Box coordinate listings:
----------------
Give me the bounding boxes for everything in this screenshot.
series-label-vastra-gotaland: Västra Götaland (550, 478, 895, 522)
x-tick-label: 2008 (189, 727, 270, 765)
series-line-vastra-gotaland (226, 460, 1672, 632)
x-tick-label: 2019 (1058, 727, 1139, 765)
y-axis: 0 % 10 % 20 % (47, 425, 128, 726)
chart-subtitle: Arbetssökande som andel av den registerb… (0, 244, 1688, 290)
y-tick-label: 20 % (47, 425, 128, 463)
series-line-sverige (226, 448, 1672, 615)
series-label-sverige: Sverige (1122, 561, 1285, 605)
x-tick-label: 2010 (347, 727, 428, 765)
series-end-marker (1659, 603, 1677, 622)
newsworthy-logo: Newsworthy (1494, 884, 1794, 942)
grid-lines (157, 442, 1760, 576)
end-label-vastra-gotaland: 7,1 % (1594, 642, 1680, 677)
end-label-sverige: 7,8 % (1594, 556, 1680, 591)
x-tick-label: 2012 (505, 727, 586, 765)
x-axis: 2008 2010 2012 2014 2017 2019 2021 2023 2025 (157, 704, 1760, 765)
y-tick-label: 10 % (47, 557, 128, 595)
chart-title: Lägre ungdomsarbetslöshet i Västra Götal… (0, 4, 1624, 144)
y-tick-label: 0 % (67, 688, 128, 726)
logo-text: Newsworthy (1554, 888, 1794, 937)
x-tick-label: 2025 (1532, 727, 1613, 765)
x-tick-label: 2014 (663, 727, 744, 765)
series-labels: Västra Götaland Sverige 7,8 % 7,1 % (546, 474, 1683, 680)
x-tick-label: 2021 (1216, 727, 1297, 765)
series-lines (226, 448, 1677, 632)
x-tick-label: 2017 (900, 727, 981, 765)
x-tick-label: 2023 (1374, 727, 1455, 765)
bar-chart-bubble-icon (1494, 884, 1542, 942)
----------------
◆ Required work:
Could you quote all of the entries above line by line, with no changes?

◆ Task response:
Give me the bounding boxes for everything in this screenshot.
series-label-vastra-gotaland: Västra Götaland (550, 478, 895, 522)
x-tick-label: 2008 (189, 727, 270, 765)
series-line-vastra-gotaland (226, 460, 1672, 632)
x-tick-label: 2019 (1058, 727, 1139, 765)
y-axis: 0 % 10 % 20 % (47, 425, 128, 726)
chart-subtitle: Arbetssökande som andel av den registerb… (0, 244, 1688, 290)
y-tick-label: 20 % (47, 425, 128, 463)
series-line-sverige (226, 448, 1672, 615)
series-label-sverige: Sverige (1122, 561, 1285, 605)
x-tick-label: 2010 (347, 727, 428, 765)
series-end-marker (1659, 603, 1677, 622)
newsworthy-logo: Newsworthy (1494, 884, 1794, 942)
grid-lines (157, 442, 1760, 576)
end-label-vastra-gotaland: 7,1 % (1594, 642, 1680, 677)
end-label-sverige: 7,8 % (1594, 556, 1680, 591)
x-tick-label: 2012 (505, 727, 586, 765)
x-axis: 2008 2010 2012 2014 2017 2019 2021 2023 2025 (157, 704, 1760, 765)
y-tick-label: 10 % (47, 557, 128, 595)
chart-title: Lägre ungdomsarbetslöshet i Västra Götal… (0, 4, 1624, 144)
y-tick-label: 0 % (67, 688, 128, 726)
logo-text: Newsworthy (1554, 888, 1794, 937)
x-tick-label: 2025 (1532, 727, 1613, 765)
x-tick-label: 2014 (663, 727, 744, 765)
series-labels: Västra Götaland Sverige 7,8 % 7,1 % (546, 474, 1683, 680)
x-tick-label: 2021 (1216, 727, 1297, 765)
series-lines (226, 448, 1677, 632)
x-tick-label: 2017 (900, 727, 981, 765)
x-tick-label: 2023 (1374, 727, 1455, 765)
bar-chart-bubble-icon (1494, 884, 1542, 942)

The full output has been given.